◆ SET EXERCISE
Copy out all the lines in the records that include the word "throughput".

[Items from a figure collection]
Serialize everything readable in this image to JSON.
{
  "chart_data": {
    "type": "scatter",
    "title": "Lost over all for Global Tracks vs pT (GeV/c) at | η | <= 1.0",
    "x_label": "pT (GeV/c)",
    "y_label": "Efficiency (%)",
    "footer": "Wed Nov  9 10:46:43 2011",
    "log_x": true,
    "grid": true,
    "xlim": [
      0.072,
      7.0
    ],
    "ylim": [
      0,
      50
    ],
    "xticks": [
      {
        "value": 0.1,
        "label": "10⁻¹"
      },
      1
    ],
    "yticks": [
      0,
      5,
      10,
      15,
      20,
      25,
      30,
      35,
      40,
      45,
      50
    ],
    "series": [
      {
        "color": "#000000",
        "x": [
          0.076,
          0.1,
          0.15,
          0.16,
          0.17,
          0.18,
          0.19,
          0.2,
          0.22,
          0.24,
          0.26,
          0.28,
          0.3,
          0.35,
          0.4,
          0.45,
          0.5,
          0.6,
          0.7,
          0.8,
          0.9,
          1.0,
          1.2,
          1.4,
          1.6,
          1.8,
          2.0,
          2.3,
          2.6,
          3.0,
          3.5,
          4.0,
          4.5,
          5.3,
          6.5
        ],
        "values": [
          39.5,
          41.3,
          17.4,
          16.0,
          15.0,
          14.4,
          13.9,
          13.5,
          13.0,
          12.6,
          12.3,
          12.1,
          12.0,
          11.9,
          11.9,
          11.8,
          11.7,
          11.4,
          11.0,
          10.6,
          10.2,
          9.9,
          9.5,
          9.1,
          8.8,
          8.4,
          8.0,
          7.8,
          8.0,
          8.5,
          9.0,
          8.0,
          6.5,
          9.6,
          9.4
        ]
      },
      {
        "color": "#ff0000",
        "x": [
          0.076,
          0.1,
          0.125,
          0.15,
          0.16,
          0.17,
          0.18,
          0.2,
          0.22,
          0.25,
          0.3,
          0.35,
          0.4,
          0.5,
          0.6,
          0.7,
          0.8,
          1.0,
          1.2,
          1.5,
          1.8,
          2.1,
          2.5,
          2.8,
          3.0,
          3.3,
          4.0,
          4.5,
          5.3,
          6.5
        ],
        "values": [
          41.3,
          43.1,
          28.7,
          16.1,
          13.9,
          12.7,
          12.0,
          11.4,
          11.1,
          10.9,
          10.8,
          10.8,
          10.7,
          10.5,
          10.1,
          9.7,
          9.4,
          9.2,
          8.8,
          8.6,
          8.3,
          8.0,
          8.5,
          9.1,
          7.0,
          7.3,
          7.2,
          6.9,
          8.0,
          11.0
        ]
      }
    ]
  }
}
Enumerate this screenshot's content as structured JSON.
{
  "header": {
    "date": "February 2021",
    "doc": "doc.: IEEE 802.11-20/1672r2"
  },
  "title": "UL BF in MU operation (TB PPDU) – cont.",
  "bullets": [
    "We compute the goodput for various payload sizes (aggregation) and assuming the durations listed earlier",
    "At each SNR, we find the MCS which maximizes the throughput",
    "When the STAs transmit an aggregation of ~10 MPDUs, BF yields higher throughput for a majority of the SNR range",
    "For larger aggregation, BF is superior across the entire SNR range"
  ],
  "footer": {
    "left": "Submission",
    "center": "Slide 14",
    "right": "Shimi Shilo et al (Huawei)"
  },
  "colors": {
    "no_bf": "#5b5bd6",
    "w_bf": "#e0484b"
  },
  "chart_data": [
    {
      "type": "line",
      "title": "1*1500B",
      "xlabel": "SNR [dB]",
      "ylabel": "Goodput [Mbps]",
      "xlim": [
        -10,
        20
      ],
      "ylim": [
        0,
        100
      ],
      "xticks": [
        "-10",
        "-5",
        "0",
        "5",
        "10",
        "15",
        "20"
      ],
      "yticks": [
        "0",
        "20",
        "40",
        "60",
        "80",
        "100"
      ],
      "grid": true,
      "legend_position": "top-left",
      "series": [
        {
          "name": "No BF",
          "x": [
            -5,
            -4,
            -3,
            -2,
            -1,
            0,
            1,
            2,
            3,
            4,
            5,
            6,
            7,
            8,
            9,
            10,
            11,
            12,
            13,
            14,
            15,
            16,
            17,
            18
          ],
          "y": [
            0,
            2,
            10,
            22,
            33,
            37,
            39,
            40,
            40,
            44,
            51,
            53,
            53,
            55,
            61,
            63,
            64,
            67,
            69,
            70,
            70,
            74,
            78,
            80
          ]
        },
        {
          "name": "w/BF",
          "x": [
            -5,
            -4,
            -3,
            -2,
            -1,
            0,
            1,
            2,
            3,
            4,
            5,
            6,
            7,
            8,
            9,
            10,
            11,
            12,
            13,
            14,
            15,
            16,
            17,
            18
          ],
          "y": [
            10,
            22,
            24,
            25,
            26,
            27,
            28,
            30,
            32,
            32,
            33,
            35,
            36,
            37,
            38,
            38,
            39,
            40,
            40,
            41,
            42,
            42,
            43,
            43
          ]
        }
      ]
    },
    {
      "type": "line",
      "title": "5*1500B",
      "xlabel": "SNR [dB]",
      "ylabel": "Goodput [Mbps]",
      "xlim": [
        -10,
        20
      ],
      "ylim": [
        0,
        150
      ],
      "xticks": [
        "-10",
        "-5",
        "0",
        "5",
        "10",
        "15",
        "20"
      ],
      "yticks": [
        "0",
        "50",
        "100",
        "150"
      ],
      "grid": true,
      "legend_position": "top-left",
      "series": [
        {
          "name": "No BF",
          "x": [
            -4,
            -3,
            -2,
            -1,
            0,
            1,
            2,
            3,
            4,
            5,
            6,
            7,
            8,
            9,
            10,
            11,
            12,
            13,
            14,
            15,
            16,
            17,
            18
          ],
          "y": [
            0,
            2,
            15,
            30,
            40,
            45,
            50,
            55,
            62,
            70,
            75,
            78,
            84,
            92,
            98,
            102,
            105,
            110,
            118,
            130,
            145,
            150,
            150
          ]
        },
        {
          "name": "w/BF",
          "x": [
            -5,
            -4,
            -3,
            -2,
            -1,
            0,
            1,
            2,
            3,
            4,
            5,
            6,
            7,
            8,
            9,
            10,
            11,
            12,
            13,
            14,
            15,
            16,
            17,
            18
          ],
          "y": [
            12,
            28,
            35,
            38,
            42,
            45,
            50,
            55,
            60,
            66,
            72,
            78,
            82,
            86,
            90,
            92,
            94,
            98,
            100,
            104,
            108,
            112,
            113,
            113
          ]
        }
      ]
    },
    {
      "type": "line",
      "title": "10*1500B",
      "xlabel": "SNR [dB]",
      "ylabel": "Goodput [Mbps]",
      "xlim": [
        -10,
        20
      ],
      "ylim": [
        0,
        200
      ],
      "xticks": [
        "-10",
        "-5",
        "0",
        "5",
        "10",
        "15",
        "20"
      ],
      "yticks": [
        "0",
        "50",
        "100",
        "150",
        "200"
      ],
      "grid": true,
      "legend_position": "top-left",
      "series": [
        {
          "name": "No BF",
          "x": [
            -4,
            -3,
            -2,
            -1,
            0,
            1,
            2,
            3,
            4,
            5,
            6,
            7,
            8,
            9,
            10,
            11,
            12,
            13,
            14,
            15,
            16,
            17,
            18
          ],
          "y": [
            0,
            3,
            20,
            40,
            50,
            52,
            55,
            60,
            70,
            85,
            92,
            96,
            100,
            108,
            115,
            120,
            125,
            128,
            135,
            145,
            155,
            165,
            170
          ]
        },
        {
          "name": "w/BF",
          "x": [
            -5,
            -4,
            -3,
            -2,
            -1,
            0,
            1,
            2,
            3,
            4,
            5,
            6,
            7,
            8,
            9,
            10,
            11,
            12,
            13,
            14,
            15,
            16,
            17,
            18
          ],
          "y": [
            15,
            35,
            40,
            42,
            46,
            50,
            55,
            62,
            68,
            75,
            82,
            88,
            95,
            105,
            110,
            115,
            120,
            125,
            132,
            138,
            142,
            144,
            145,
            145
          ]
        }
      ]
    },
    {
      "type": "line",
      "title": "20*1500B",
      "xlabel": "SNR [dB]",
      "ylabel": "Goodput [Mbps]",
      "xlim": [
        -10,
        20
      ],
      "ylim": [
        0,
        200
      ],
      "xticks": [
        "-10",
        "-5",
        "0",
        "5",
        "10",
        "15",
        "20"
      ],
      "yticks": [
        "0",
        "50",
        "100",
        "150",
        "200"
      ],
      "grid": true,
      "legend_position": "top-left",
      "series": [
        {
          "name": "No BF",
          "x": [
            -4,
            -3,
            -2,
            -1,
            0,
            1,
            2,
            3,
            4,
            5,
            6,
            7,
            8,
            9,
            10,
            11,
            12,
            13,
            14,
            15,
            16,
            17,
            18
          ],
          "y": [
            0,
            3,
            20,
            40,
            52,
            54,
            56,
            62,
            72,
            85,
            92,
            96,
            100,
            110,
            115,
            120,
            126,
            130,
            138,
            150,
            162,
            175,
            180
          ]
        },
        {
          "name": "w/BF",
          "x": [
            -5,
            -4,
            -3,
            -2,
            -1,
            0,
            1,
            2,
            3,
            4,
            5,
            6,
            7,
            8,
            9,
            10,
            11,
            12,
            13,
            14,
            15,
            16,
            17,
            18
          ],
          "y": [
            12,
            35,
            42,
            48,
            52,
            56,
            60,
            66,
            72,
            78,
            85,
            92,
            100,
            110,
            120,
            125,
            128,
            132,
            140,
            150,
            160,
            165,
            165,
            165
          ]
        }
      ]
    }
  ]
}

--

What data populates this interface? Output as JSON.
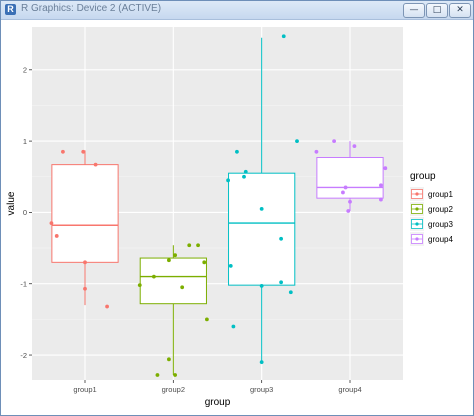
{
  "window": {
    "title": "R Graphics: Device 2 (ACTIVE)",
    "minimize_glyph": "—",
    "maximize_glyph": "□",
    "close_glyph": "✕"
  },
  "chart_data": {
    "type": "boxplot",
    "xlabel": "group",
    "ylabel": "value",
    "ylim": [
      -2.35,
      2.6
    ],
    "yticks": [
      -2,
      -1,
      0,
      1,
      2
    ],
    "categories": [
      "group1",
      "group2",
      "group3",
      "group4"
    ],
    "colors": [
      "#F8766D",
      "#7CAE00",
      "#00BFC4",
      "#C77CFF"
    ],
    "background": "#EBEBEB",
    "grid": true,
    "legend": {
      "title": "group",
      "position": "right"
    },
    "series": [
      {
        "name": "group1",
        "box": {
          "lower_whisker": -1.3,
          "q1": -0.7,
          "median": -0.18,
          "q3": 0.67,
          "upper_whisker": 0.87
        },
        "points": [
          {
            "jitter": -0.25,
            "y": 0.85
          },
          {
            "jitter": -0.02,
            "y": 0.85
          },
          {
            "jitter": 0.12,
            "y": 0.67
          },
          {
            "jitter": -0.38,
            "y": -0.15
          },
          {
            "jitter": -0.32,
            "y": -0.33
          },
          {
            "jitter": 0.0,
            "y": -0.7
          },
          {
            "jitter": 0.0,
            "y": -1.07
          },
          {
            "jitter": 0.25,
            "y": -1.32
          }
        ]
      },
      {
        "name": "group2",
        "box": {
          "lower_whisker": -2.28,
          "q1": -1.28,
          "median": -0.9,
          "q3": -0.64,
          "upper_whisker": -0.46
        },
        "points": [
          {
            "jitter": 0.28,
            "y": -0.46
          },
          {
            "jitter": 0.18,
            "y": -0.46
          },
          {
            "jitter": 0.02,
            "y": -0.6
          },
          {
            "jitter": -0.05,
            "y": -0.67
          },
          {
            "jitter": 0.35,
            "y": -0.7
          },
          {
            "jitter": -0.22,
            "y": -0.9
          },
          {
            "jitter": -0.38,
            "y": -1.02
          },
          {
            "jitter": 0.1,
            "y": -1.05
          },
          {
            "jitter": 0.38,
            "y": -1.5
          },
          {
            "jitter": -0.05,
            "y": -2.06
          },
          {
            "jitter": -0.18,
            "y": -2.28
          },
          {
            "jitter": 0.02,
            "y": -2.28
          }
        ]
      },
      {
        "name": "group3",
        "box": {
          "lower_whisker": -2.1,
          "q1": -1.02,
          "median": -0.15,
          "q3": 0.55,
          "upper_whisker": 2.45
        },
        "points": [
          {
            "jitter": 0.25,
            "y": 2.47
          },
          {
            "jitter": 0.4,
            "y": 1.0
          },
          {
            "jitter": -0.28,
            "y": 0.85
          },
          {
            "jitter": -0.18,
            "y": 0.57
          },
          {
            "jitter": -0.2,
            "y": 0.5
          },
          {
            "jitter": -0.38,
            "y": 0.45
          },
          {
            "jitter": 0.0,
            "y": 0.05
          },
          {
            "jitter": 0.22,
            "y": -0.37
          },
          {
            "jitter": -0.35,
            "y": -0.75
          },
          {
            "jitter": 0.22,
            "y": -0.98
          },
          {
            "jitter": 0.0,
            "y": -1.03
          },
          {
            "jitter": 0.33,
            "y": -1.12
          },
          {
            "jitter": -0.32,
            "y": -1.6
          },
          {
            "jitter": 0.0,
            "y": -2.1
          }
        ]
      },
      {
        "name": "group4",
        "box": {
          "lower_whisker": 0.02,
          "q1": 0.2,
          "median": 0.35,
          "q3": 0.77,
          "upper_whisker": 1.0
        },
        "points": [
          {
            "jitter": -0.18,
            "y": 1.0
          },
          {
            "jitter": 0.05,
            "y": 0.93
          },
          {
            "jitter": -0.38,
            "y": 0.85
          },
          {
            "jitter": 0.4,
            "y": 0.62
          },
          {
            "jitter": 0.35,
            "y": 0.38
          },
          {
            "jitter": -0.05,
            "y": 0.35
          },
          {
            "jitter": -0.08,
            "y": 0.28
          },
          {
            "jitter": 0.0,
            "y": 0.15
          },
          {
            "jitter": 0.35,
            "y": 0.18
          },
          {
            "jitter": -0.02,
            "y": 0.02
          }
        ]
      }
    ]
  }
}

* * *

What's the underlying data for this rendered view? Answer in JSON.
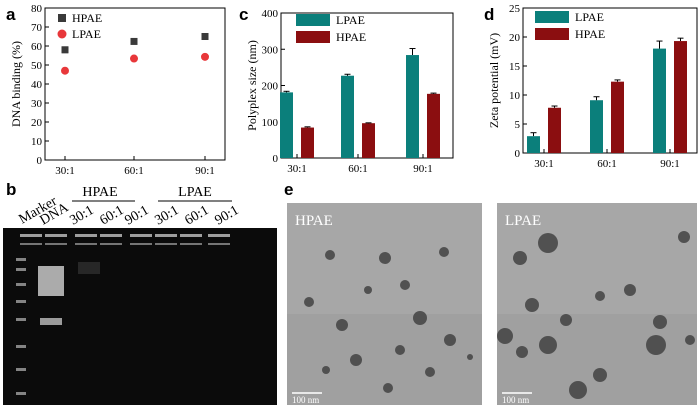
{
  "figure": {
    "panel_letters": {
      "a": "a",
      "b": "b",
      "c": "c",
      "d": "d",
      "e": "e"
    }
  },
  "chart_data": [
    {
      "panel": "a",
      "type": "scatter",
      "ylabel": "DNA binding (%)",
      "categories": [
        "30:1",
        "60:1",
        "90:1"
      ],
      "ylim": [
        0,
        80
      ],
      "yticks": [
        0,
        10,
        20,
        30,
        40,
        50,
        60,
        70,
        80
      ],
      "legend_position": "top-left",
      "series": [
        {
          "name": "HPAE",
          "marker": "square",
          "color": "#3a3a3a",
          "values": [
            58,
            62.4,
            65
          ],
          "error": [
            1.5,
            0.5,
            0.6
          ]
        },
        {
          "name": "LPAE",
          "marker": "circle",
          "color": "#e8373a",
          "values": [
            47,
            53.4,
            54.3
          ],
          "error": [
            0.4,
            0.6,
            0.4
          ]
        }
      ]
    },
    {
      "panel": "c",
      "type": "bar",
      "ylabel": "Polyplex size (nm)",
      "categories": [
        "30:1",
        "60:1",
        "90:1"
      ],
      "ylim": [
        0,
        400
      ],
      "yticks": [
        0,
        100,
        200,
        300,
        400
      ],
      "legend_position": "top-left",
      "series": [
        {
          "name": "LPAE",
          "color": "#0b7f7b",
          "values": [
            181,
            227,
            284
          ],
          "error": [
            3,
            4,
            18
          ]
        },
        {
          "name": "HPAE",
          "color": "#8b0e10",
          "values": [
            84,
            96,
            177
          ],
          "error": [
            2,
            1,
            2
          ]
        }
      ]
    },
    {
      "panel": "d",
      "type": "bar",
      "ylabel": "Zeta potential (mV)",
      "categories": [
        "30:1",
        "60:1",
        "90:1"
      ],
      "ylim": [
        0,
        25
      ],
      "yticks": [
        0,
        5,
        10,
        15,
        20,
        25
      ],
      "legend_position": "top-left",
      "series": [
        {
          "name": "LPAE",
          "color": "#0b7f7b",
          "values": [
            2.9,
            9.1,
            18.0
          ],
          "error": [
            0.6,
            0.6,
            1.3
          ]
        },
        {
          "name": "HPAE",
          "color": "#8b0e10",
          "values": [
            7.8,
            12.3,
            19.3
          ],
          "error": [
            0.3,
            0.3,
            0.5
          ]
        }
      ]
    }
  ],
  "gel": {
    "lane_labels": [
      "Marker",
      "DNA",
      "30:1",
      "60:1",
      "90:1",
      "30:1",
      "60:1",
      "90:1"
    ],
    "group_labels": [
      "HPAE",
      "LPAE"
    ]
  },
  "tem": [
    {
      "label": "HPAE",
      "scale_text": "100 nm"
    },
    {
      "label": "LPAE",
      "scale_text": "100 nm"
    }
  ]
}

◆ FULL OUTPUT
    "At each SNR, we find the MCS which maximizes the throughput",
    "When the STAs transmit an aggregation of ~10 MPDUs, BF yields higher throughput for a majority of the SNR range",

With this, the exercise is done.